Using the listing below, please gather every line containing the word "Baja".

WORKING DATA —
--------------------

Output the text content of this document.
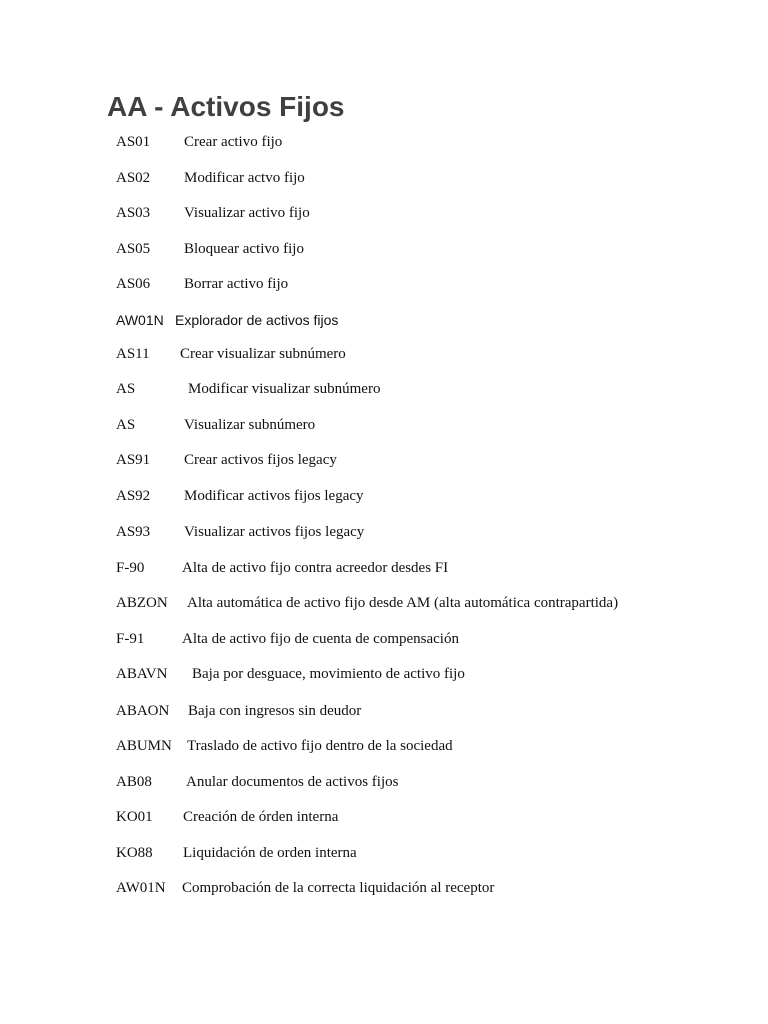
AA - Activos Fijos
AS01 Crear activo fijo
AS02 Modificar actvo fijo
AS03 Visualizar activo fijo
AS05 Bloquear activo fijo
AS06 Borrar activo fijo
AW01N Explorador de activos fijos
AS11 Crear visualizar subnúmero
AS	Modificar visualizar subnúmero
AS	Visualizar subnúmero
AS91 Crear activos fijos legacy
AS92 Modificar activos fijos legacy
AS93 Visualizar activos fijos legacy
F-90	Alta de activo fijo contra acreedor desdes FI
ABZON Alta automática de activo fijo desde AM (alta automática contrapartida)
F-91	Alta de activo fijo de cuenta de compensación
ABAVN Baja por desguace, movimiento de activo fijo
ABAON Baja con ingresos sin deudor
ABUMN Traslado de activo fijo dentro de la sociedad
AB08 Anular documentos de activos fijos
KO01 Creación de órden interna
KO88 Liquidación de orden interna
AW01N Comprobación de la correcta liquidación al receptor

--------------------

TASK RESULT —
ABAVN Baja por desguace, movimiento de activo fijo
ABAON Baja con ingresos sin deudor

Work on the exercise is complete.